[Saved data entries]
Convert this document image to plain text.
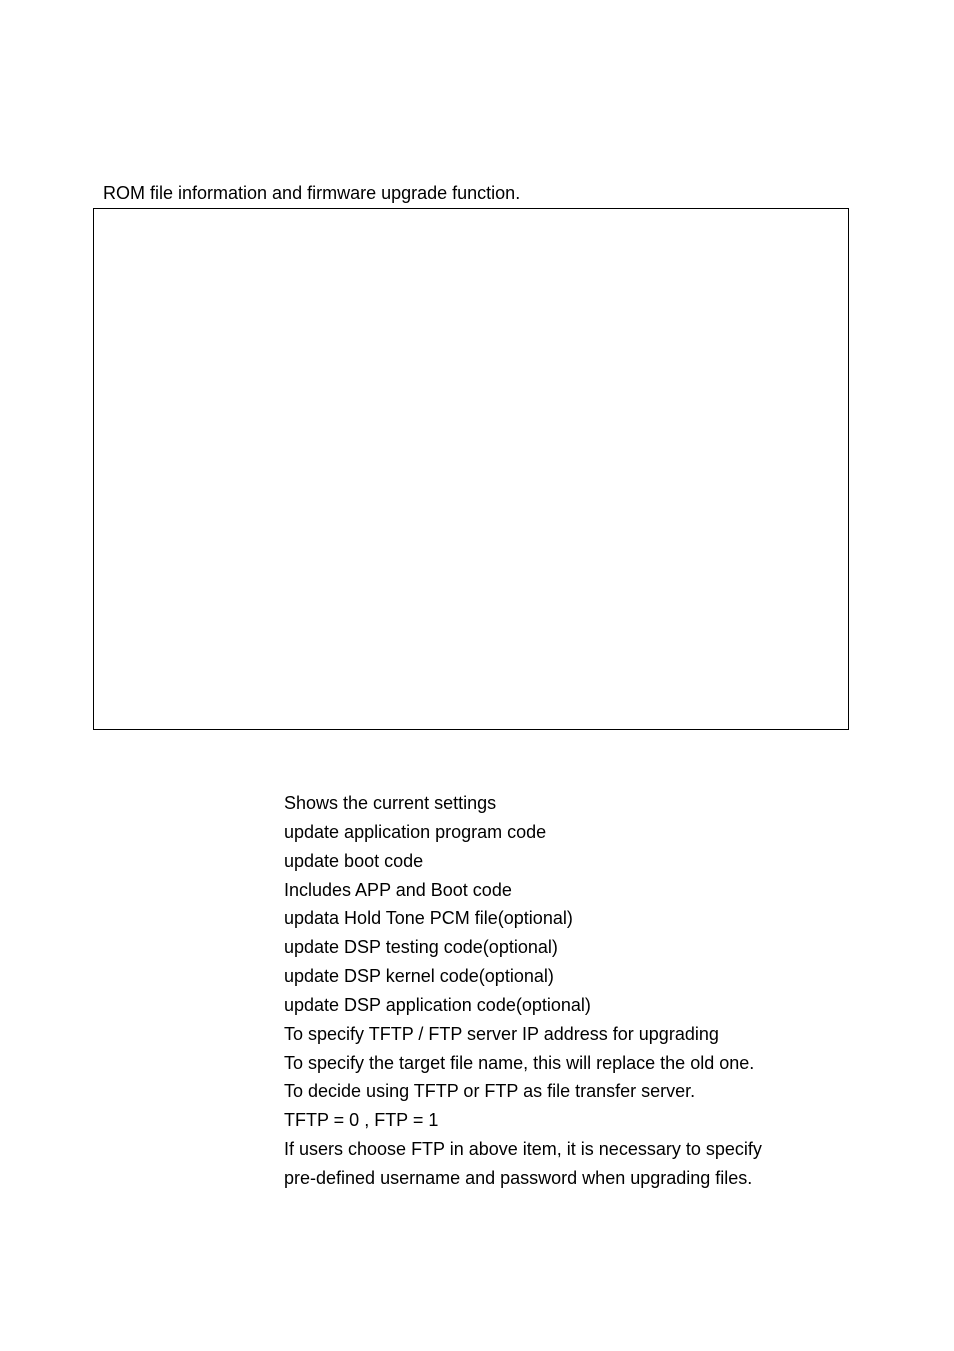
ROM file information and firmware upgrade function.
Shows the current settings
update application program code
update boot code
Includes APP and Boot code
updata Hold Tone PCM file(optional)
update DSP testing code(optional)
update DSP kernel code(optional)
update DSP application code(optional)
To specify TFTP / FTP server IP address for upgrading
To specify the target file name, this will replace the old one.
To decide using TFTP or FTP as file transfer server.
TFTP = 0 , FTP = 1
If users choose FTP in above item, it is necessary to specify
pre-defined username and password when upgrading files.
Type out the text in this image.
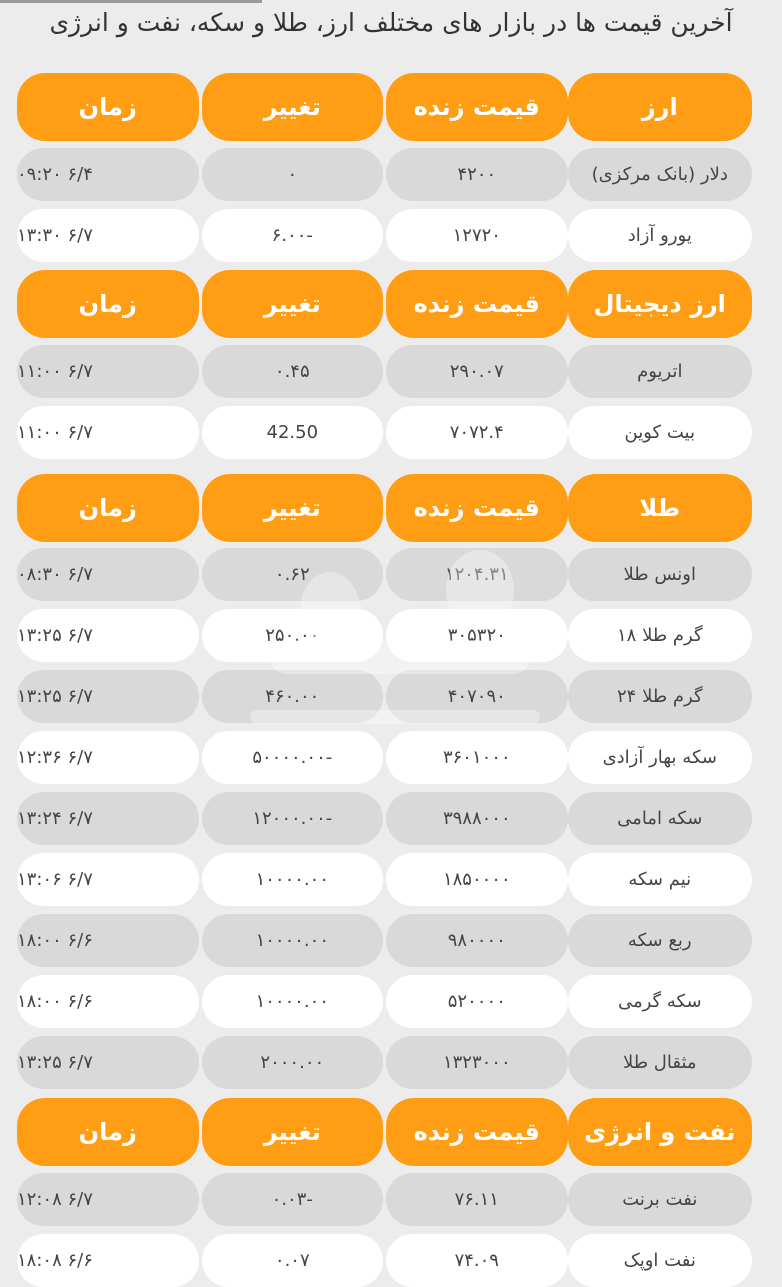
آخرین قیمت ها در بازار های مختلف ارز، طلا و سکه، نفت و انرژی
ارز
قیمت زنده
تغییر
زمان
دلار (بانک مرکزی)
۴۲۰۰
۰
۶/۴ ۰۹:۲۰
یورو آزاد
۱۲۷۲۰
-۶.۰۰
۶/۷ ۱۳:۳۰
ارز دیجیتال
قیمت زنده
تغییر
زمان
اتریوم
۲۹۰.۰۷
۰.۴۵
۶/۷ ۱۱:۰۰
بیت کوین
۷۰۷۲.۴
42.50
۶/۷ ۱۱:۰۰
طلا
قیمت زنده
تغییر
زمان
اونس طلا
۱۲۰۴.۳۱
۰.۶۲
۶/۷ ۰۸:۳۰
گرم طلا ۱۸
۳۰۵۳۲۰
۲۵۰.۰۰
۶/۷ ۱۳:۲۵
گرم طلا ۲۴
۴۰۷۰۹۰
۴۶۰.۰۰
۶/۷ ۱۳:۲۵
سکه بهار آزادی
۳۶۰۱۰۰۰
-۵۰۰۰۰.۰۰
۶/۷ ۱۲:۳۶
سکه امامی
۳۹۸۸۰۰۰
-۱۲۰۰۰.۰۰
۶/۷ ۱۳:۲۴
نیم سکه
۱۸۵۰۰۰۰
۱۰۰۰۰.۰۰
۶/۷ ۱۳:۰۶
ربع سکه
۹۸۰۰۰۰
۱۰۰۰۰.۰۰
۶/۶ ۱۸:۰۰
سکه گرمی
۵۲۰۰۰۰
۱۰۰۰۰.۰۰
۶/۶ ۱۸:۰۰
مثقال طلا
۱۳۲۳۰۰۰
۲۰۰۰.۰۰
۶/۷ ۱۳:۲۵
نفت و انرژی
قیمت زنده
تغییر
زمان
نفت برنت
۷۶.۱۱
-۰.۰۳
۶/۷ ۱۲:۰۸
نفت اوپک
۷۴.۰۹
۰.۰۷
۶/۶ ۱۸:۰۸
...
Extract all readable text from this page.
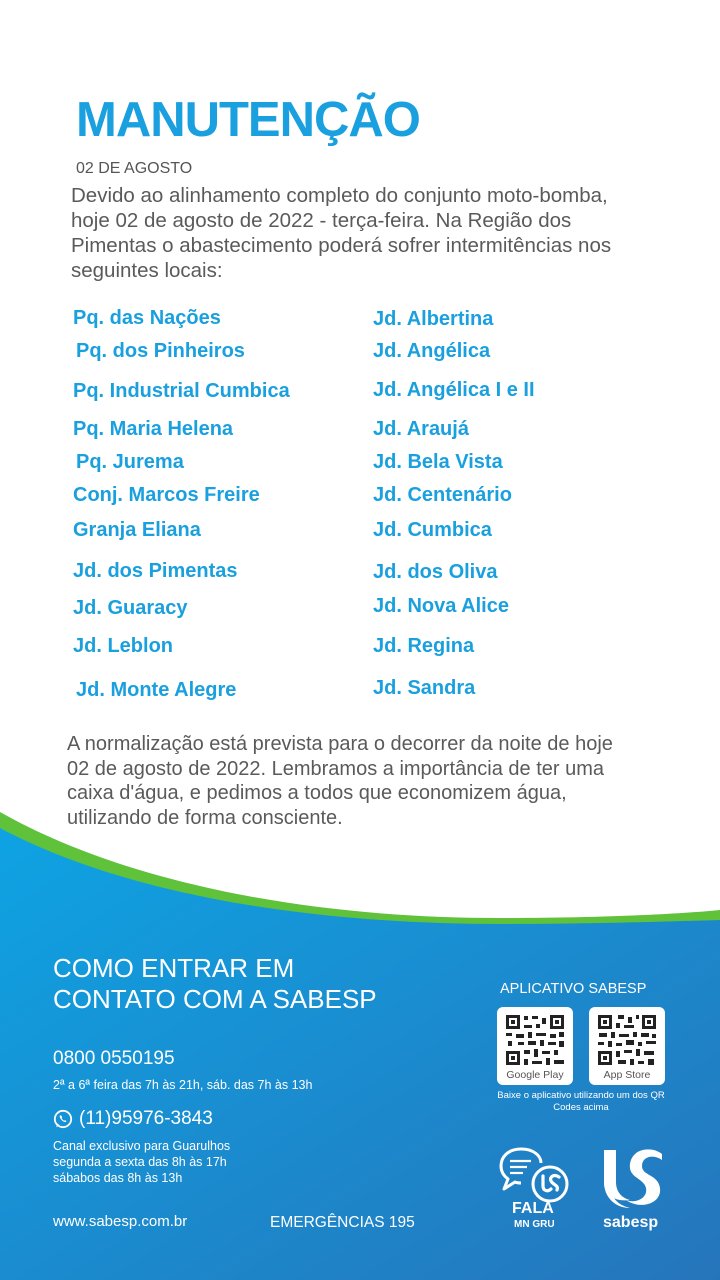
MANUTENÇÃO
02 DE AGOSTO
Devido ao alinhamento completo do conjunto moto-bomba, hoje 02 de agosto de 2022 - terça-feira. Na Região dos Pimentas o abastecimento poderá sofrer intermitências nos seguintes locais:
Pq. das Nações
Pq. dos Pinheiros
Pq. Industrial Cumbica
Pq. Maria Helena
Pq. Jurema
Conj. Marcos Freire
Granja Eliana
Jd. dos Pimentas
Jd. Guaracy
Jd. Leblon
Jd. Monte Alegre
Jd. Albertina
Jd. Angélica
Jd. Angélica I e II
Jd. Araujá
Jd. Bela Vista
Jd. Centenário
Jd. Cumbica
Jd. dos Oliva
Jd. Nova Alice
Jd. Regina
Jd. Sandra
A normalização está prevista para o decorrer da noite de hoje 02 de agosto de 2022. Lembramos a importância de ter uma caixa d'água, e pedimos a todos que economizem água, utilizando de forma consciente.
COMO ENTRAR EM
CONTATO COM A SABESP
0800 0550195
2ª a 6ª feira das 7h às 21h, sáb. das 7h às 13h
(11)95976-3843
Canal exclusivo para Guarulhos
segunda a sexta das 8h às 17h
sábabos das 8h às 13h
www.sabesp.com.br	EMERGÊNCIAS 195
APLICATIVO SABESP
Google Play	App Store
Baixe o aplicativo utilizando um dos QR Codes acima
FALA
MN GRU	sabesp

**Short exercise:**
For this exercise, gather every line of the data that contains the word "para".

**Exercise output:**
A normalização está prevista para o decorrer da noite de hoje 02 de agosto de 2022. Lembramos a importância de ter uma caixa d'água, e pedimos a todos que economizem água, utilizando de forma consciente.
Canal exclusivo para Guarulhos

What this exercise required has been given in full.